### EXERCISE
Repeat, without any change, the entries presented below.

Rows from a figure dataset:
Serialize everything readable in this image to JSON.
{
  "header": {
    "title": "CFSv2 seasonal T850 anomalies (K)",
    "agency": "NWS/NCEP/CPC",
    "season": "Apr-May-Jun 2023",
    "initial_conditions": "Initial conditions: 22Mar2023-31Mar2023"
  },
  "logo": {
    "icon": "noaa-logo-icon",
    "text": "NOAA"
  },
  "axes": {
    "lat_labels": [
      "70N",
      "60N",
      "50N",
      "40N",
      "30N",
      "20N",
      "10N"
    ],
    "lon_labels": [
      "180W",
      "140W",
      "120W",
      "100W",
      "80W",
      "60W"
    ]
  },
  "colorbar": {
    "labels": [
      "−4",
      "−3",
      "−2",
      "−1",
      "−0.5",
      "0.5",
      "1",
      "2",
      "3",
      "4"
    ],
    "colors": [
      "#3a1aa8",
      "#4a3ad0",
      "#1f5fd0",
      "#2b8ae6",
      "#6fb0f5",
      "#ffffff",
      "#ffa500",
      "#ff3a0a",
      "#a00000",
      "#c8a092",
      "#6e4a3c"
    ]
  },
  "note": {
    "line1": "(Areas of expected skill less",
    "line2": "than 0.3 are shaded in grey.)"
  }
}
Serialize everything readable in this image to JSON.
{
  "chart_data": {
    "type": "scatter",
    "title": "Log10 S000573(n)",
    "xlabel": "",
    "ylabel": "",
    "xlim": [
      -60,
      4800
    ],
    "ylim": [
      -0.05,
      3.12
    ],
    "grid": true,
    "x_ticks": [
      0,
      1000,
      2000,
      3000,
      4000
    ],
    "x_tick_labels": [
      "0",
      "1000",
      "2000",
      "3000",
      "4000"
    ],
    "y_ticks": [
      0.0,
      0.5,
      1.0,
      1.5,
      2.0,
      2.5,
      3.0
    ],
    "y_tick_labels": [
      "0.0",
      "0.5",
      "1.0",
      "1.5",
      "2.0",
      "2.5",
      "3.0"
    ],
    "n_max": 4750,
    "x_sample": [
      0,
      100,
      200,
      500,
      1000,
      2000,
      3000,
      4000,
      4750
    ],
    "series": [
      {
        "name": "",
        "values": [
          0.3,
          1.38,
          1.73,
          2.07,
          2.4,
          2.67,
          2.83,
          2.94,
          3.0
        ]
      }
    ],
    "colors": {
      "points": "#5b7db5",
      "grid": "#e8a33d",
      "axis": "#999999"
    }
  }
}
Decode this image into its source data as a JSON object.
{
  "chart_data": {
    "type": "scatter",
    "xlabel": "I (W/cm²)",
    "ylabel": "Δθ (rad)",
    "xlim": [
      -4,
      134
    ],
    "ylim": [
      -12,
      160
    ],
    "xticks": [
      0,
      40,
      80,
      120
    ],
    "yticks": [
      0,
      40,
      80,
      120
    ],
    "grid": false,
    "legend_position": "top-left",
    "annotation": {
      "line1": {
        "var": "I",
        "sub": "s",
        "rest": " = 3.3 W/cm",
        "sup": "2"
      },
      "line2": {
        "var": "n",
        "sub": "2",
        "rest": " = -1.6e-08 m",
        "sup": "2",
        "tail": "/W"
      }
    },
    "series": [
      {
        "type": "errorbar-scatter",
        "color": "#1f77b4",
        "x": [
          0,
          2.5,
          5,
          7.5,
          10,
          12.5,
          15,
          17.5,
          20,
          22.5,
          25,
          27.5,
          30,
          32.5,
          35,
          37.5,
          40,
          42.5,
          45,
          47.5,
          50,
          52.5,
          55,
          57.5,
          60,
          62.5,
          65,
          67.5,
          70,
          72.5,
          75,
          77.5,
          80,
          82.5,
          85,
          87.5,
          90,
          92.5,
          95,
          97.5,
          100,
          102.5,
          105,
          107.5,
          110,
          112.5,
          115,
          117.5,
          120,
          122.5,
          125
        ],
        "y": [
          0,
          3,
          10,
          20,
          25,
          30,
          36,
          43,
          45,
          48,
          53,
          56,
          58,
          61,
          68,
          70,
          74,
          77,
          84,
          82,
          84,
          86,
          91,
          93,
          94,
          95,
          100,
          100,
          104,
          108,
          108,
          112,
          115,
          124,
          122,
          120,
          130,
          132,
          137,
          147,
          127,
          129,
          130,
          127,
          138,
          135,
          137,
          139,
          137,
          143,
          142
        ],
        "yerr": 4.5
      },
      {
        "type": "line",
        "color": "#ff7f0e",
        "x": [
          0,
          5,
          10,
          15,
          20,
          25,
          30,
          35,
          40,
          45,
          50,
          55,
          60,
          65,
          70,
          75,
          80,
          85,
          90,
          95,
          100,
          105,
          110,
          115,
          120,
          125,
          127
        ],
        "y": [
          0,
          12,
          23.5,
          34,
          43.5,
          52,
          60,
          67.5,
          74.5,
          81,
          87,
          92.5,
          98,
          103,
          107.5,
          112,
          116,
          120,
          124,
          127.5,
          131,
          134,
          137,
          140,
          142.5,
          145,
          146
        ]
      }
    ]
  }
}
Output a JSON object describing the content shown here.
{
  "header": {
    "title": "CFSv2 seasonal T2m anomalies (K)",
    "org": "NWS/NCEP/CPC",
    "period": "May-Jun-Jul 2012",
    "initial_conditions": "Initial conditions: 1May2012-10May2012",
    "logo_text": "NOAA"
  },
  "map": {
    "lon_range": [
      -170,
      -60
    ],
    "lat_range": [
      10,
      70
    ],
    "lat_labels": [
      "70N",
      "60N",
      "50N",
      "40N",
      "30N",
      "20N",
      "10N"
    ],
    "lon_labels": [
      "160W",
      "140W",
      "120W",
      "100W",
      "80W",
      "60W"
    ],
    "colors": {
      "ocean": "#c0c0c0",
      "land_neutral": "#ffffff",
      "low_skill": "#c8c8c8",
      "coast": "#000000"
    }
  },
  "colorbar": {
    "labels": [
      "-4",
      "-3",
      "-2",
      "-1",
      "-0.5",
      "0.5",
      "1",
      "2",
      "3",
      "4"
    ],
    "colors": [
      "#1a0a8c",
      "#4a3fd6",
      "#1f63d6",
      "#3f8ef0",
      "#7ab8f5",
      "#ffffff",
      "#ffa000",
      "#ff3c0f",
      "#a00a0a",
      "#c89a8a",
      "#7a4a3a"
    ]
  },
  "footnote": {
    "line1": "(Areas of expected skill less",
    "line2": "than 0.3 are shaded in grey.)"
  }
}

### PROBLEM SOLUTION
Serialize everything readable in this image to JSON.
{
  "header": {
    "title": "CFSv2 seasonal T850 anomalies (K)",
    "agency": "NWS/NCEP/CPC",
    "season": "Apr-May-Jun 2023",
    "initial_conditions": "Initial conditions: 22Mar2023-31Mar2023"
  },
  "logo": {
    "icon": "noaa-logo-icon",
    "text": "NOAA"
  },
  "axes": {
    "lat_labels": [
      "70N",
      "60N",
      "50N",
      "40N",
      "30N",
      "20N",
      "10N"
    ],
    "lon_labels": [
      "180W",
      "140W",
      "120W",
      "100W",
      "80W",
      "60W"
    ]
  },
  "colorbar": {
    "labels": [
      "−4",
      "−3",
      "−2",
      "−1",
      "−0.5",
      "0.5",
      "1",
      "2",
      "3",
      "4"
    ],
    "colors": [
      "#3a1aa8",
      "#4a3ad0",
      "#1f5fd0",
      "#2b8ae6",
      "#6fb0f5",
      "#ffffff",
      "#ffa500",
      "#ff3a0a",
      "#a00000",
      "#c8a092",
      "#6e4a3c"
    ]
  },
  "note": {
    "line1": "(Areas of expected skill less",
    "line2": "than 0.3 are shaded in grey.)"
  }
}
Serialize everything readable in this image to JSON.
{
  "chart_data": {
    "type": "scatter",
    "title": "Log10 S000573(n)",
    "xlabel": "",
    "ylabel": "",
    "xlim": [
      -60,
      4800
    ],
    "ylim": [
      -0.05,
      3.12
    ],
    "grid": true,
    "x_ticks": [
      0,
      1000,
      2000,
      3000,
      4000
    ],
    "x_tick_labels": [
      "0",
      "1000",
      "2000",
      "3000",
      "4000"
    ],
    "y_ticks": [
      0.0,
      0.5,
      1.0,
      1.5,
      2.0,
      2.5,
      3.0
    ],
    "y_tick_labels": [
      "0.0",
      "0.5",
      "1.0",
      "1.5",
      "2.0",
      "2.5",
      "3.0"
    ],
    "n_max": 4750,
    "x_sample": [
      0,
      100,
      200,
      500,
      1000,
      2000,
      3000,
      4000,
      4750
    ],
    "series": [
      {
        "name": "",
        "values": [
          0.3,
          1.38,
          1.73,
          2.07,
          2.4,
          2.67,
          2.83,
          2.94,
          3.0
        ]
      }
    ],
    "colors": {
      "points": "#5b7db5",
      "grid": "#e8a33d",
      "axis": "#999999"
    }
  }
}
Decode this image into its source data as a JSON object.
{
  "chart_data": {
    "type": "scatter",
    "xlabel": "I (W/cm²)",
    "ylabel": "Δθ (rad)",
    "xlim": [
      -4,
      134
    ],
    "ylim": [
      -12,
      160
    ],
    "xticks": [
      0,
      40,
      80,
      120
    ],
    "yticks": [
      0,
      40,
      80,
      120
    ],
    "grid": false,
    "legend_position": "top-left",
    "annotation": {
      "line1": {
        "var": "I",
        "sub": "s",
        "rest": " = 3.3 W/cm",
        "sup": "2"
      },
      "line2": {
        "var": "n",
        "sub": "2",
        "rest": " = -1.6e-08 m",
        "sup": "2",
        "tail": "/W"
      }
    },
    "series": [
      {
        "type": "errorbar-scatter",
        "color": "#1f77b4",
        "x": [
          0,
          2.5,
          5,
          7.5,
          10,
          12.5,
          15,
          17.5,
          20,
          22.5,
          25,
          27.5,
          30,
          32.5,
          35,
          37.5,
          40,
          42.5,
          45,
          47.5,
          50,
          52.5,
          55,
          57.5,
          60,
          62.5,
          65,
          67.5,
          70,
          72.5,
          75,
          77.5,
          80,
          82.5,
          85,
          87.5,
          90,
          92.5,
          95,
          97.5,
          100,
          102.5,
          105,
          107.5,
          110,
          112.5,
          115,
          117.5,
          120,
          122.5,
          125
        ],
        "y": [
          0,
          3,
          10,
          20,
          25,
          30,
          36,
          43,
          45,
          48,
          53,
          56,
          58,
          61,
          68,
          70,
          74,
          77,
          84,
          82,
          84,
          86,
          91,
          93,
          94,
          95,
          100,
          100,
          104,
          108,
          108,
          112,
          115,
          124,
          122,
          120,
          130,
          132,
          137,
          147,
          127,
          129,
          130,
          127,
          138,
          135,
          137,
          139,
          137,
          143,
          142
        ],
        "yerr": 4.5
      },
      {
        "type": "line",
        "color": "#ff7f0e",
        "x": [
          0,
          5,
          10,
          15,
          20,
          25,
          30,
          35,
          40,
          45,
          50,
          55,
          60,
          65,
          70,
          75,
          80,
          85,
          90,
          95,
          100,
          105,
          110,
          115,
          120,
          125,
          127
        ],
        "y": [
          0,
          12,
          23.5,
          34,
          43.5,
          52,
          60,
          67.5,
          74.5,
          81,
          87,
          92.5,
          98,
          103,
          107.5,
          112,
          116,
          120,
          124,
          127.5,
          131,
          134,
          137,
          140,
          142.5,
          145,
          146
        ]
      }
    ]
  }
}
Output a JSON object describing the content shown here.
{
  "header": {
    "title": "CFSv2 seasonal T2m anomalies (K)",
    "org": "NWS/NCEP/CPC",
    "period": "May-Jun-Jul 2012",
    "initial_conditions": "Initial conditions: 1May2012-10May2012",
    "logo_text": "NOAA"
  },
  "map": {
    "lon_range": [
      -170,
      -60
    ],
    "lat_range": [
      10,
      70
    ],
    "lat_labels": [
      "70N",
      "60N",
      "50N",
      "40N",
      "30N",
      "20N",
      "10N"
    ],
    "lon_labels": [
      "160W",
      "140W",
      "120W",
      "100W",
      "80W",
      "60W"
    ],
    "colors": {
      "ocean": "#c0c0c0",
      "land_neutral": "#ffffff",
      "low_skill": "#c8c8c8",
      "coast": "#000000"
    }
  },
  "colorbar": {
    "labels": [
      "-4",
      "-3",
      "-2",
      "-1",
      "-0.5",
      "0.5",
      "1",
      "2",
      "3",
      "4"
    ],
    "colors": [
      "#1a0a8c",
      "#4a3fd6",
      "#1f63d6",
      "#3f8ef0",
      "#7ab8f5",
      "#ffffff",
      "#ffa000",
      "#ff3c0f",
      "#a00a0a",
      "#c89a8a",
      "#7a4a3a"
    ]
  },
  "footnote": {
    "line1": "(Areas of expected skill less",
    "line2": "than 0.3 are shaded in grey.)"
  }
}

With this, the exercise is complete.